┌────────
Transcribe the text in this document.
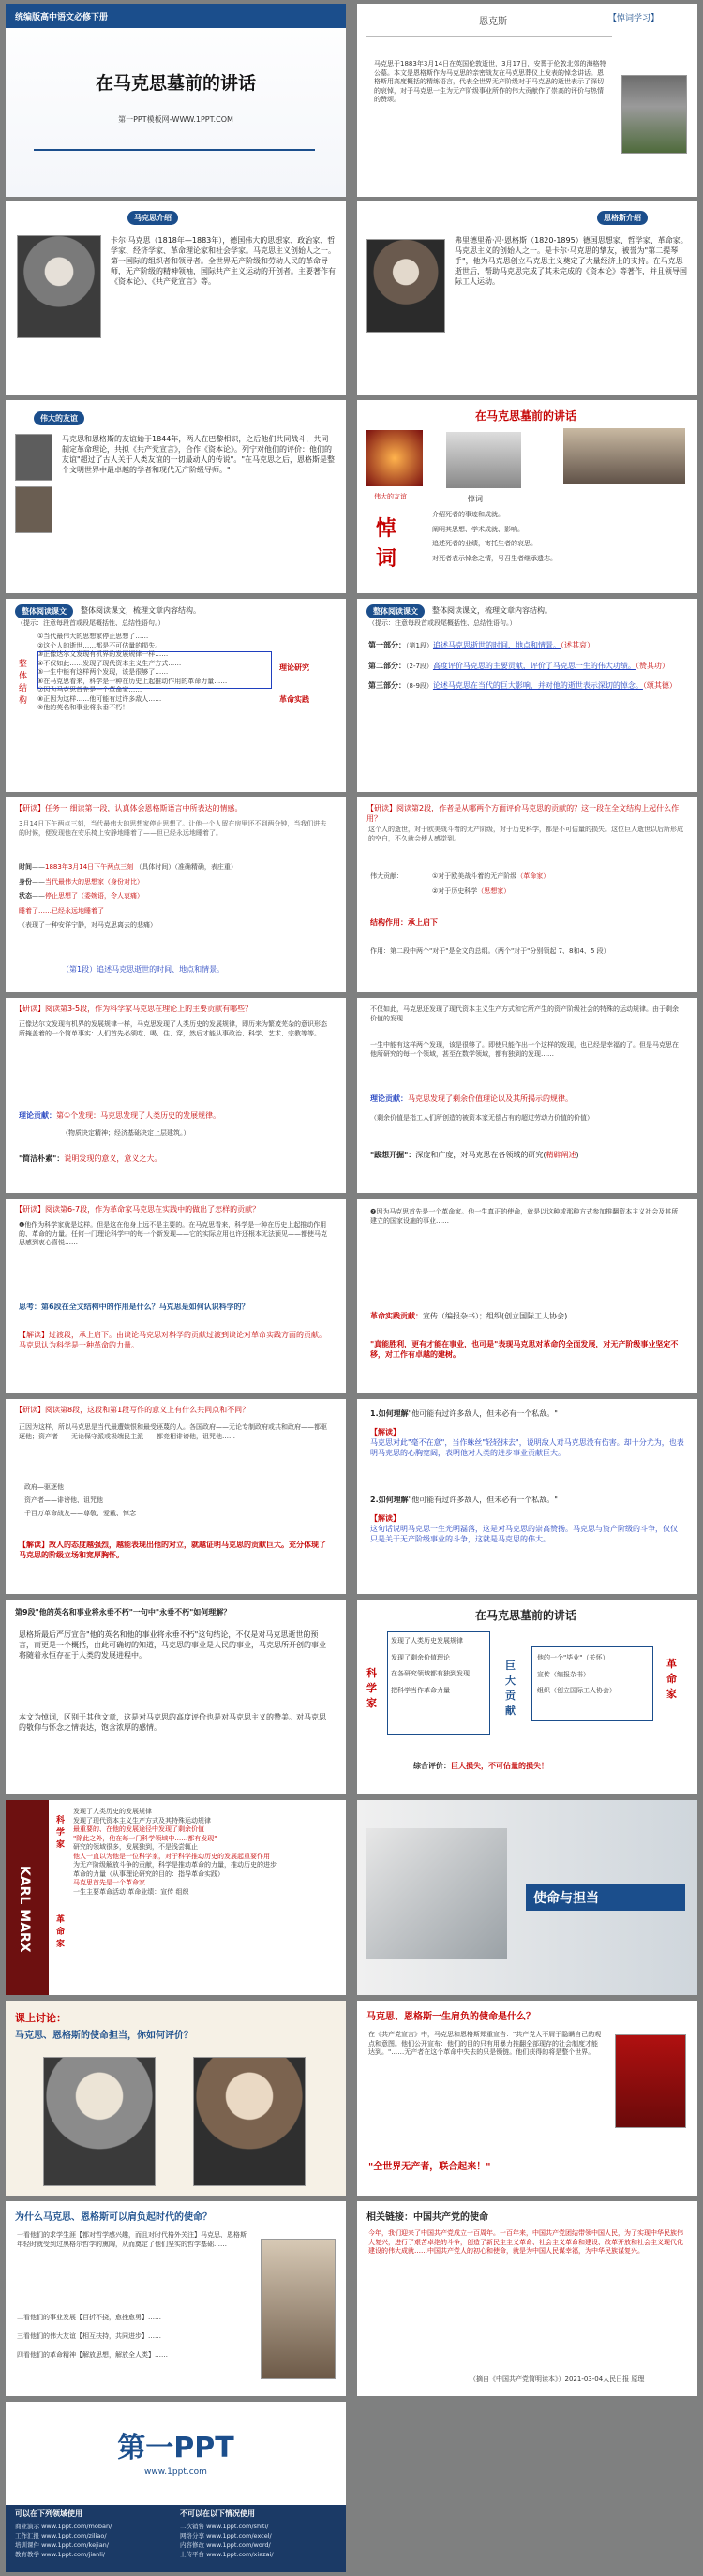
统编版高中语文必修下册
在马克思墓前的讲话
第一PPT模板网-WWW.1PPT.COM
恩克斯	【悼词学习】
马克思于1883年3月14日在英国伦敦逝世，3月17日，安葬于伦敦北郊的海格特公墓。本文是恩格斯作为马克思的亲密战友在马克思葬仪上发表的悼念讲话。恩格斯用高度概括的精练语言，代表全世界无产阶级对于马克思的逝世表示了深切的哀悼，对于马克思一生为无产阶级事业所作的伟大贡献作了崇高的评价与热情的赞颂。
马克思介绍
卡尔·马克思（1818年—1883年），德国伟大的思想家、政治家、哲学家、经济学家、革命理论家和社会学家。马克思主义创始人之一。第一国际的组织者和领导者。全世界无产阶级和劳动人民的革命导师，无产阶级的精神领袖，国际共产主义运动的开创者。主要著作有《资本论》、《共产党宣言》等。
恩格斯介绍
弗里德里希·冯·恩格斯（1820-1895）德国思想家、哲学家、革命家。马克思主义的创始人之一。是卡尔·马克思的挚友，被誉为"第二提琴手"，他为马克思创立马克思主义奠定了大量经济上的支持。在马克思逝世后，帮助马克思完成了其未完成的《资本论》等著作，并且领导国际工人运动。
伟大的友谊
马克思和恩格斯的友谊始于1844年，两人在巴黎相识，之后他们共同战斗，共同制定革命理论，共拟《共产党宣言》，合作《资本论》。列宁对他们的评价：他们的友谊"超过了古人关于人类友谊的一切最动人的传说"。"在马克思之后，恩格斯是整个文明世界中最卓越的学者和现代无产阶级导师。"
在马克思墓前的讲话
悼词
伟大的友谊
悼
词
介绍死者的事迹和成就。
阐明其思想、学术成就、影响。
追述死者的业绩，寄托生者的哀思。
对死者表示悼念之情，号召生者继承遗志。
整体阅读课文	整体阅读课文，梳理文章内容结构。
（提示：注意每段首或段尾概括性、总结性语句。）
整体结构
①当代最伟大的思想家停止思想了……
②这个人的逝世……都是不可估量的损失。
③正像达尔文发现有机界的发展规律一样……
④不仅如此……发现了现代资本主义生产方式……
⑤一生中能有这样两个发现，该是很够了……
⑥在马克思看来，科学是一种在历史上起推动作用的革命力量……
⑦因为马克思首先是一个革命家……
⑧正因为这样……他可能有过许多敌人……
⑨他的英名和事业将永垂不朽！
理论研究
革命实践
整体阅读课文	整体阅读课文，梳理文章内容结构。
（提示：注意每段首或段尾概括性、总结性语句。）
第一部分：（第1段）追述马克思逝世的时间、地点和情景。（述其哀）
第二部分：（2-7段）高度评价马克思的主要贡献，评价了马克思一生的伟大功绩。（赞其功）
第三部分：（8-9段）论述马克思在当代的巨大影响，并对他的逝世表示深切的悼念。（颂其德）
【研读】任务一 细读第一段，认真体会恩格斯语言中所表达的情感。
3月14日下午两点三刻，当代最伟大的思想家停止思想了。让他一个人留在房里还不到两分钟，当我们进去的时候，便发现他在安乐椅上安静地睡着了——但已经永远地睡着了。
时间——1883年3月14日下午两点三刻 （具体时间）（准确精确，表庄重）
身份——当代最伟大的思想家（身份对比）
状态——停止思想了（委婉语，令人哀痛）
睡着了……已经永远地睡着了
（表现了一种安详宁静，对马克思离去的悲痛）
（第1段）追述马克思逝世的时间、地点和情景。
【研读】阅读第2段，作者是从哪两个方面评价马克思的贡献的？这一段在全文结构上起什么作用？
这个人的逝世，对于欧美战斗着的无产阶级，对于历史科学，都是不可估量的损失。这位巨人逝世以后所形成的空白，不久就会使人感觉到。
伟大贡献：	①对于欧美战斗着的无产阶级（革命家）
②对于历史科学（思想家）
结构作用：承上启下
作用：第二段中两个"对于"是全文的总纲。（两个"对于"分别领起 7、8和4、5 段）
【研读】阅读第3-5段，作为科学家马克思在理论上的主要贡献有哪些？
正像达尔文发现有机界的发展规律一样，马克思发现了人类历史的发展规律，即历来为繁茂芜杂的意识形态所掩盖着的一个简单事实：人们首先必须吃、喝、住、穿，然后才能从事政治、科学、艺术、宗教等等。
理论贡献：第①个发现：马克思发现了人类历史的发展规律。
（物质决定精神；经济基础决定上层建筑。）
"简洁朴素"：说明发现的意义，意义之大。
不仅如此，马克思还发现了现代资本主义生产方式和它所产生的资产阶级社会的特殊的运动规律。由于剩余价值的发现……
一生中能有这样两个发现，该是很够了。即使只能作出一个这样的发现，也已经是幸福的了。但是马克思在他所研究的每一个领域，甚至在数学领域，都有独到的发现……
理论贡献：马克思发现了剩余价值理论以及其所揭示的规律。
（剩余价值是指工人们所创造的被资本家无偿占有的超过劳动力价值的价值）
"跋想开掘"：深度和广度，对马克思在各领域的研究(精辟阐述)
【研读】阅读第6-7段，作为革命家马克思在实践中的做出了怎样的贡献？
❹他作为科学家就是这样。但是这在他身上远不是主要的。在马克思看来，科学是一种在历史上起推动作用的、革命的力量。任何一门理论科学中的每一个新发现——它的实际应用也许还根本无法预见——都使马克思感到衷心喜悦……
思考：第6段在全文结构中的作用是什么？马克思是如何认识科学的？
【解读】过渡段，承上启下。由谈论马克思对科学的贡献过渡到谈论对革命实践方面的贡献。马克思认为科学是一种革命的力量。
❼因为马克思首先是一个革命家。他一生真正的使命，就是以这种或那种方式参加推翻资本主义社会及其所建立的国家设施的事业……
革命实践贡献：宣传（编报杂书）；组织(创立国际工人协会)
"真能胜利，更有才能在事业，也可是"表现马克思对革命的全面发展，对无产阶级事业坚定不移，对工作有卓越的建树。
【研读】阅读第8段，这段和第1段写作的意义上有什么共同点和不同？
正因为这样，所以马克思是当代最遭嫉恨和最受诬蔑的人。各国政府——无论专制政府或共和政府——都驱逐他；资产者——无论保守派或极端民主派——都竞相诽谤他，诅咒他……
政府—驱逐他
资产者——诽谤他、诅咒他
千百万革命战友——尊敬、爱戴、悼念
【解读】敌人的态度越强烈，越能表现出他的对立，就越证明马克思的贡献巨大。充分体现了马克思的阶级立场和宽厚胸怀。
1.如何理解"他可能有过许多敌人，但未必有一个私敌。"
【解读】
马克思对此"毫不在意"，当作蛛丝"轻轻抹去"，说明敌人对马克思没有伤害。却十分尤为，也表明马克思的心胸宽阔，表明他对人类的进步事业贡献巨大。
2.如何理解"他可能有过许多敌人，但未必有一个私敌。"
【解读】
这句话说明马克思一生光明磊落，这是对马克思的崇高赞扬。马克思与资产阶级的斗争，仅仅只是关于无产阶级事业的斗争，这就是马克思的伟大。
第9段"他的英名和事业将永垂不朽"一句中"永垂不朽"如何理解？
恩格斯最后严厉宣告"他的英名和他的事业将永垂不朽"这句结论，不仅是对马克思逝世的预言，而更是一个概括，由此可确切的知道，马克思的事业是人民的事业，马克思所开创的事业将随着永恒存在于人类的发展进程中。
本文为悼词，区别于其他文章，这是对马克思的高度评价也是对马克思主义的赞美。对马克思的敬仰与怀念之情表达，饱含浓厚的感情。
在马克思墓前的讲话
科学家
发现了人类历史发展规律
发现了剩余价值理论
在各研究领域都有独到发现
把科学当作革命力量
巨大贡献
他的一个"毕业"（关怀）
宣传（编报杂书）
组织（创立国际工人协会）
革命家
综合评价：巨大损失，不可估量的损失！
KARL MARX
科学家
革命家
发现了人类历史的发展规律
发现了现代资本主义生产方式及其特殊运动规律
最重要的、在他的发展途径中发现了剩余价值
"除此之外，他在每一门科学领域中……都有发现"
研究的领域很多，发展独到，不是浅尝辄止
他人一直以为他是一位科学家，对于科学推动历史的发展起重要作用
为无产阶级解放斗争的贡献，科学是推动革命的力量，推动历史的进步
革命的力量（从事理论研究的目的：指导革命实践）
马克思首先是一个革命家
一生主要革命活动 革命业绩：宣传 组织	使命与担当
课上讨论：
马克思、恩格斯的使命担当，你如何评价？
马克思、恩格斯一生肩负的使命是什么？
在《共产党宣言》中，马克思和恩格斯郑重宣告："共产党人不屑于隐瞒自己的观点和意图。他们公开宣布：他们的目的只有用暴力推翻全部现存的社会制度才能达到。"……无产者在这个革命中失去的只是锁链。他们获得的将是整个世界。
"全世界无产者，联合起来！"
为什么马克思、恩格斯可以肩负起时代的使命？
一看他们的求学生涯【都对哲学感兴趣，而且对时代格外关注】马克思、恩格斯年轻时就受到过黑格尔哲学的熏陶，从而奠定了他们坚实的哲学基础……
二看他们的事业发展【百折不挠，愈挫愈勇】……
三看他们的伟大友谊【相互扶持，共同进步】……
四看他们的革命精神【解放思想，解放全人类】……
相关链接：中国共产党的使命
今年，我们迎来了中国共产党成立一百周年。一百年来，中国共产党团结带领中国人民，为了实现中华民族伟大复兴，进行了艰苦卓绝的斗争，创造了新民主主义革命、社会主义革命和建设、改革开放和社会主义现代化建设的伟大成就……中国共产党人的初心和使命，就是为中国人民谋幸福，为中华民族谋复兴。
（摘自《中国共产党简明读本》）2021-03-04人民日报 原理
第一PPT
www.1ppt.com
可以在下列领域使用	不可以在以下情况使用
商业演示 www.1ppt.com/moban/
工作汇报 www.1ppt.com/ziliao/
培训课件 www.1ppt.com/kejian/
教育教学 www.1ppt.com/jianli/
二次销售 www.1ppt.com/shiti/
网络分享 www.1ppt.com/excel/
内容修改 www.1ppt.com/word/
上传平台 www.1ppt.com/xiazai/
└────────
CHALLENGE
Locate the string "如何理解" in the listing above and copy every line where it occurs.

ANSWER BELOW
1.如何理解"他可能有过许多敌人，但未必有一个私敌。"
2.如何理解"他可能有过许多敌人，但未必有一个私敌。"
第9段"他的英名和事业将永垂不朽"一句中"永垂不朽"如何理解？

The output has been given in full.